◆ Short task ◆
Give the listing again in full, exactly as written.

◆ Material for the task ◆
* * *

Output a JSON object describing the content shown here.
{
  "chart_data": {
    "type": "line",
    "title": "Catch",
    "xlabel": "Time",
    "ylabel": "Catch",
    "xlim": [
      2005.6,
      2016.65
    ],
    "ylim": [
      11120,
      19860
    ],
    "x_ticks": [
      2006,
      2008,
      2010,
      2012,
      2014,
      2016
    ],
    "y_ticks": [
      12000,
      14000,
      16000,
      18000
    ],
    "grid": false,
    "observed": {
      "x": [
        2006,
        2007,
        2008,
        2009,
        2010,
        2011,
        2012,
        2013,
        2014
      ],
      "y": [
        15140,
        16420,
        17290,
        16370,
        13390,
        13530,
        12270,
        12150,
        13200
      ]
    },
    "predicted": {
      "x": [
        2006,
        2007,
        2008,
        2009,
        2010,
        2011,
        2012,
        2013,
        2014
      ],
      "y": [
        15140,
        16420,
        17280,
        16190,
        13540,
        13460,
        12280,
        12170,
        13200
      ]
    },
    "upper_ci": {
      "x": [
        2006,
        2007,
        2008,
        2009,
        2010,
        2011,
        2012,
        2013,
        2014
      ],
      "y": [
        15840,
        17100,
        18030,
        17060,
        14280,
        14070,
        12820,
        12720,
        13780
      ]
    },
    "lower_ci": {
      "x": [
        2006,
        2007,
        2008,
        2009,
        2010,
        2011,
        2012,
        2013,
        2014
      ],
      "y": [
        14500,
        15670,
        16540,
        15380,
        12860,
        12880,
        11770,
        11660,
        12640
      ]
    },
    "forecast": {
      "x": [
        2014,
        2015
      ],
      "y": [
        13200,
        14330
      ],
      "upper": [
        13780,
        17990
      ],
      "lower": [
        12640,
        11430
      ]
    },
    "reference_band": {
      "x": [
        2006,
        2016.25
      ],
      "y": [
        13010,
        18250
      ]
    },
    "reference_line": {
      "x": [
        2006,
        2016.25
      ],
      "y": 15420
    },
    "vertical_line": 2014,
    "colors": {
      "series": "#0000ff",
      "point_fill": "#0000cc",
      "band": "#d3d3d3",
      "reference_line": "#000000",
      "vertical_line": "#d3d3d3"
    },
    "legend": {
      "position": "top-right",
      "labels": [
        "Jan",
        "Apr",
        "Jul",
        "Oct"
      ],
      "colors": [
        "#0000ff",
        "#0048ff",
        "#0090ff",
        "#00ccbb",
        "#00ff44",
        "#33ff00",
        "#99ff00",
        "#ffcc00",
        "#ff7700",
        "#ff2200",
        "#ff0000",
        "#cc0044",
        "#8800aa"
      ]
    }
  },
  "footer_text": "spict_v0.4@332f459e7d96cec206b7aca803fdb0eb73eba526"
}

* * *

◆ The answer ◆
Output a JSON object describing the content shown here.
{
  "chart_data": {
    "type": "line",
    "title": "Catch",
    "xlabel": "Time",
    "ylabel": "Catch",
    "xlim": [
      2005.6,
      2016.65
    ],
    "ylim": [
      11120,
      19860
    ],
    "x_ticks": [
      2006,
      2008,
      2010,
      2012,
      2014,
      2016
    ],
    "y_ticks": [
      12000,
      14000,
      16000,
      18000
    ],
    "grid": false,
    "observed": {
      "x": [
        2006,
        2007,
        2008,
        2009,
        2010,
        2011,
        2012,
        2013,
        2014
      ],
      "y": [
        15140,
        16420,
        17290,
        16370,
        13390,
        13530,
        12270,
        12150,
        13200
      ]
    },
    "predicted": {
      "x": [
        2006,
        2007,
        2008,
        2009,
        2010,
        2011,
        2012,
        2013,
        2014
      ],
      "y": [
        15140,
        16420,
        17280,
        16190,
        13540,
        13460,
        12280,
        12170,
        13200
      ]
    },
    "upper_ci": {
      "x": [
        2006,
        2007,
        2008,
        2009,
        2010,
        2011,
        2012,
        2013,
        2014
      ],
      "y": [
        15840,
        17100,
        18030,
        17060,
        14280,
        14070,
        12820,
        12720,
        13780
      ]
    },
    "lower_ci": {
      "x": [
        2006,
        2007,
        2008,
        2009,
        2010,
        2011,
        2012,
        2013,
        2014
      ],
      "y": [
        14500,
        15670,
        16540,
        15380,
        12860,
        12880,
        11770,
        11660,
        12640
      ]
    },
    "forecast": {
      "x": [
        2014,
        2015
      ],
      "y": [
        13200,
        14330
      ],
      "upper": [
        13780,
        17990
      ],
      "lower": [
        12640,
        11430
      ]
    },
    "reference_band": {
      "x": [
        2006,
        2016.25
      ],
      "y": [
        13010,
        18250
      ]
    },
    "reference_line": {
      "x": [
        2006,
        2016.25
      ],
      "y": 15420
    },
    "vertical_line": 2014,
    "colors": {
      "series": "#0000ff",
      "point_fill": "#0000cc",
      "band": "#d3d3d3",
      "reference_line": "#000000",
      "vertical_line": "#d3d3d3"
    },
    "legend": {
      "position": "top-right",
      "labels": [
        "Jan",
        "Apr",
        "Jul",
        "Oct"
      ],
      "colors": [
        "#0000ff",
        "#0048ff",
        "#0090ff",
        "#00ccbb",
        "#00ff44",
        "#33ff00",
        "#99ff00",
        "#ffcc00",
        "#ff7700",
        "#ff2200",
        "#ff0000",
        "#cc0044",
        "#8800aa"
      ]
    }
  },
  "footer_text": "spict_v0.4@332f459e7d96cec206b7aca803fdb0eb73eba526"
}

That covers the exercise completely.